[Direction]
Pick out every line in the data below that holds "HEATER".

(Stored dataset items)
______________________________

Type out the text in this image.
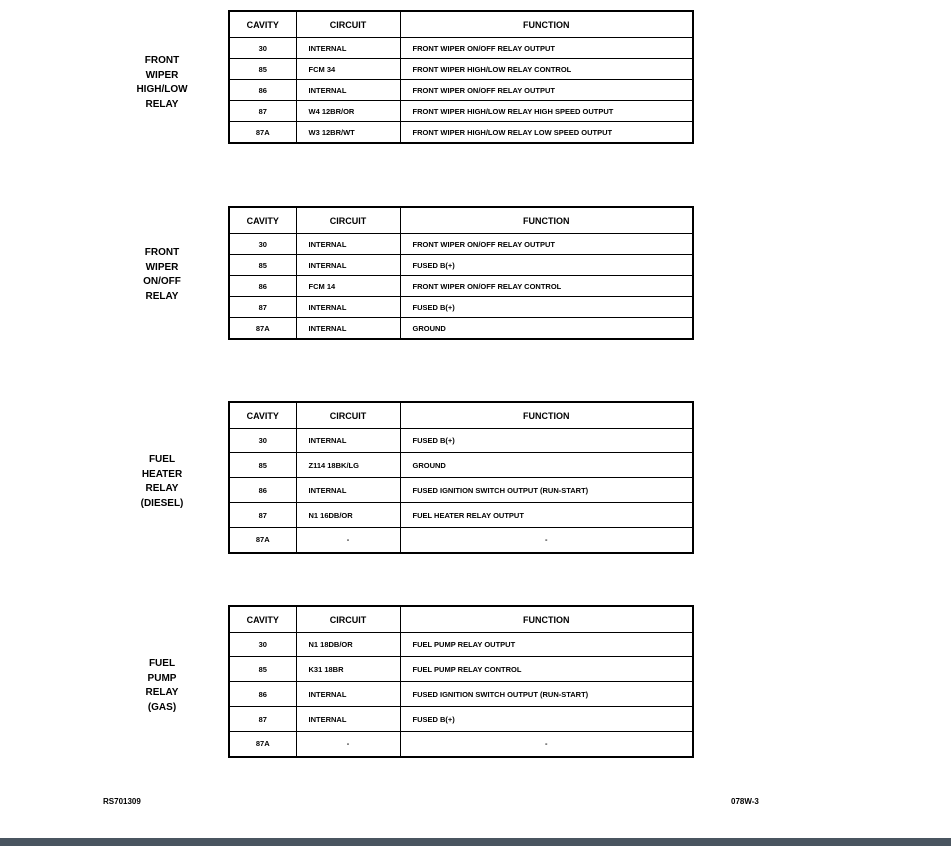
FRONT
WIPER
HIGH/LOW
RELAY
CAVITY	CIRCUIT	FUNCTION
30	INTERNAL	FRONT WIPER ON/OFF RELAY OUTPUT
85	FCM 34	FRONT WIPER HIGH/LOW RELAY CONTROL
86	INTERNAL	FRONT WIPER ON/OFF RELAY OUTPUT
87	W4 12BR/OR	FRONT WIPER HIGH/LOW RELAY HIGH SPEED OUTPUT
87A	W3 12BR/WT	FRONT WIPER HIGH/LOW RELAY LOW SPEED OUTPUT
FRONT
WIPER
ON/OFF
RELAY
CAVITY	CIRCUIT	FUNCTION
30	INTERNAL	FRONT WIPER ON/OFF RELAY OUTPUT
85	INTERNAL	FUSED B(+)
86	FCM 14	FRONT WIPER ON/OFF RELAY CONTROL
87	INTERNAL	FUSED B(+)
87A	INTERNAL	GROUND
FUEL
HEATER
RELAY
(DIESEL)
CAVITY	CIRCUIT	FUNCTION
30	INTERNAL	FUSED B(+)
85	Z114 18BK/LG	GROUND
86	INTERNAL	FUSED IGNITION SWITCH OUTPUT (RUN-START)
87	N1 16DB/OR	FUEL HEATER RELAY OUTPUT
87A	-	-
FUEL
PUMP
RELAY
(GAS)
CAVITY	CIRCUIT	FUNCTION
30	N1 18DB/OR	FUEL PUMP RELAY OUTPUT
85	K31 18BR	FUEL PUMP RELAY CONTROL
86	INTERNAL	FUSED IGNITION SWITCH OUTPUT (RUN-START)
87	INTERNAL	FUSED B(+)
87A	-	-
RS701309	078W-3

______________________________

[Result below]
HEATER
87	N1 16DB/OR	FUEL HEATER RELAY OUTPUT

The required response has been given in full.